- _Directions_
Write the data below out exactly as it stands. Do not include the pictures.

┌────────

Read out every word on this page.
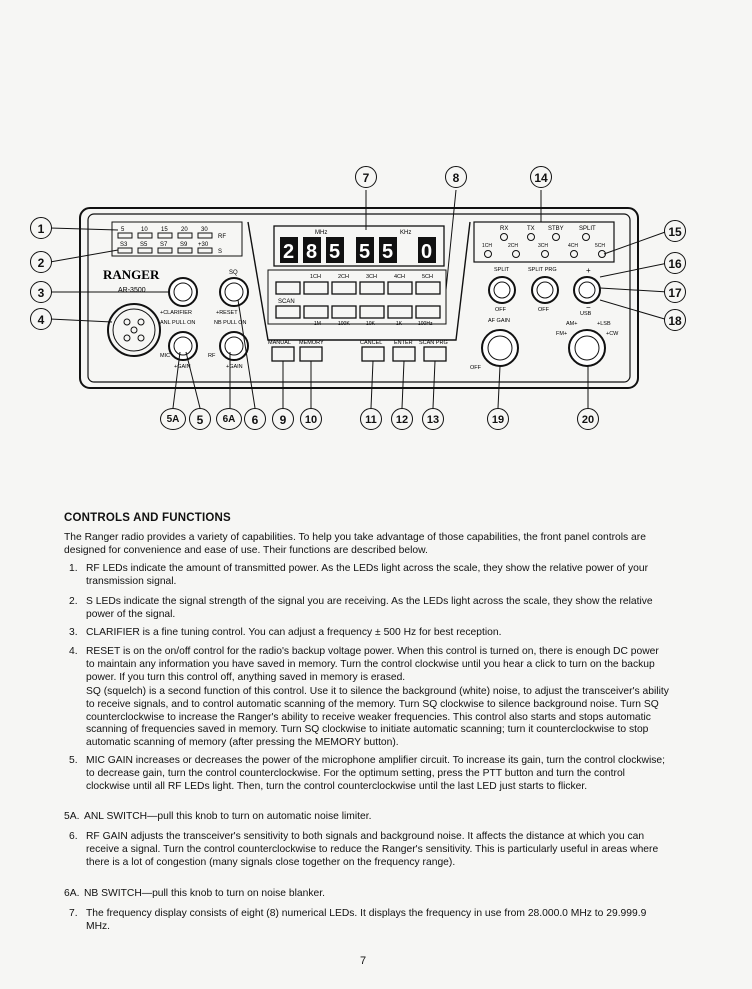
5	10 15 20 30
RF
S3 S5 S7 S9 +30
S
RANGER
AR-3500
SQ
+CLARIFIER	+RESET
ANL PULL ON	NB PULL ON
MIC
+GAIN
RF
+GAIN
MHz	KHz
2 8 5 5 5 0
1CH	2CH	3CH	4CH	5CH
SCAN
1M	100K	10K	1K	100Hz
MANUAL MEMORY	CANCEL ENTER SCAN PRG
RX	TX STBY	SPLIT
1CH	2CH	3CH	4CH	5CH
SPLIT	SPLIT PRG
OFF	OFF
+
−
AF GAIN
OFF
USB
AM+	+LSB
FM+	+CW
1
2
3
4
15
16
17
18
7	8	14
5A	5	6A	6	9	10	11	12	13	19	20
CONTROLS AND FUNCTIONS
The Ranger radio provides a variety of capabilities. To help you take advantage of those capabilities, the front panel controls are designed for convenience and ease of use. Their functions are described below.
1. RF LEDs indicate the amount of transmitted power. As the LEDs light across the scale, they show the relative power of your transmission signal.
2. S LEDs indicate the signal strength of the signal you are receiving. As the LEDs light across the scale, they show the relative power of the signal.
3. CLARIFIER is a fine tuning control. You can adjust a frequency ± 500 Hz for best reception.
4. RESET is on the on/off control for the radio's backup voltage power. When this control is turned on, there is enough DC power to maintain any information you have saved in memory. Turn the control clockwise until you hear a click to turn on the backup power. If you turn this control off, anything saved in memory is erased.
SQ (squelch) is a second function of this control. Use it to silence the background (white) noise, to adjust the transceiver's ability to receive signals, and to control automatic scanning of the memory. Turn SQ clockwise to silence background noise. Turn SQ counterclockwise to increase the Ranger's ability to receive weaker frequencies. This control also starts and stops automatic scanning of frequencies saved in memory. Turn SQ clockwise to initiate automatic scanning; turn it counterclockwise to stop automatic scanning of memory (after pressing the MEMORY button).
5. MIC GAIN increases or decreases the power of the microphone amplifier circuit. To increase its gain, turn the control clockwise; to decrease gain, turn the control counterclockwise. For the optimum setting, press the PTT button and turn the control clockwise until all RF LEDs light. Then, turn the control counterclockwise until the last LED just starts to flicker.
5A. ANL SWITCH—pull this knob to turn on automatic noise limiter.
6. RF GAIN adjusts the transceiver's sensitivity to both signals and background noise. It affects the distance at which you can receive a signal. Turn the control counterclockwise to reduce the Ranger's sensitivity. This is particularly useful in areas where there is a lot of congestion (many signals close together on the frequency range).
6A. NB SWITCH—pull this knob to turn on noise blanker.
7. The frequency display consists of eight (8) numerical LEDs. It displays the frequency in use from 28.000.0 MHz to 29.999.9 MHz.
7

└────────

- _Exercise response_
Read out every word on this page.
5	10 15 20 30
RF
S3 S5 S7 S9 +30
S
RANGER
AR-3500
SQ
+CLARIFIER	+RESET
ANL PULL ON	NB PULL ON
MIC
+GAIN
RF
+GAIN
MHz	KHz
2 8 5 5 5 0
1CH	2CH	3CH	4CH	5CH
SCAN
1M	100K	10K	1K	100Hz
MANUAL MEMORY	CANCEL ENTER SCAN PRG
RX	TX STBY	SPLIT
1CH	2CH	3CH	4CH	5CH
SPLIT	SPLIT PRG
OFF	OFF
+
−
AF GAIN
OFF
USB
AM+	+LSB
FM+	+CW
1
2
3
4
15
16
17
18
7	8	14
5A	5	6A	6	9	10	11	12	13	19	20
CONTROLS AND FUNCTIONS
The Ranger radio provides a variety of capabilities. To help you take advantage of those capabilities, the front panel controls are designed for convenience and ease of use. Their functions are described below.
1. RF LEDs indicate the amount of transmitted power. As the LEDs light across the scale, they show the relative power of your transmission signal.
2. S LEDs indicate the signal strength of the signal you are receiving. As the LEDs light across the scale, they show the relative power of the signal.
3. CLARIFIER is a fine tuning control. You can adjust a frequency ± 500 Hz for best reception.
4. RESET is on the on/off control for the radio's backup voltage power. When this control is turned on, there is enough DC power to maintain any information you have saved in memory. Turn the control clockwise until you hear a click to turn on the backup power. If you turn this control off, anything saved in memory is erased.
SQ (squelch) is a second function of this control. Use it to silence the background (white) noise, to adjust the transceiver's ability to receive signals, and to control automatic scanning of the memory. Turn SQ clockwise to silence background noise. Turn SQ counterclockwise to increase the Ranger's ability to receive weaker frequencies. This control also starts and stops automatic scanning of frequencies saved in memory. Turn SQ clockwise to initiate automatic scanning; turn it counterclockwise to stop automatic scanning of memory (after pressing the MEMORY button).
5. MIC GAIN increases or decreases the power of the microphone amplifier circuit. To increase its gain, turn the control clockwise; to decrease gain, turn the control counterclockwise. For the optimum setting, press the PTT button and turn the control clockwise until all RF LEDs light. Then, turn the control counterclockwise until the last LED just starts to flicker.
5A. ANL SWITCH—pull this knob to turn on automatic noise limiter.
6. RF GAIN adjusts the transceiver's sensitivity to both signals and background noise. It affects the distance at which you can receive a signal. Turn the control counterclockwise to reduce the Ranger's sensitivity. This is particularly useful in areas where there is a lot of congestion (many signals close together on the frequency range).
6A. NB SWITCH—pull this knob to turn on noise blanker.
7. The frequency display consists of eight (8) numerical LEDs. It displays the frequency in use from 28.000.0 MHz to 29.999.9 MHz.
7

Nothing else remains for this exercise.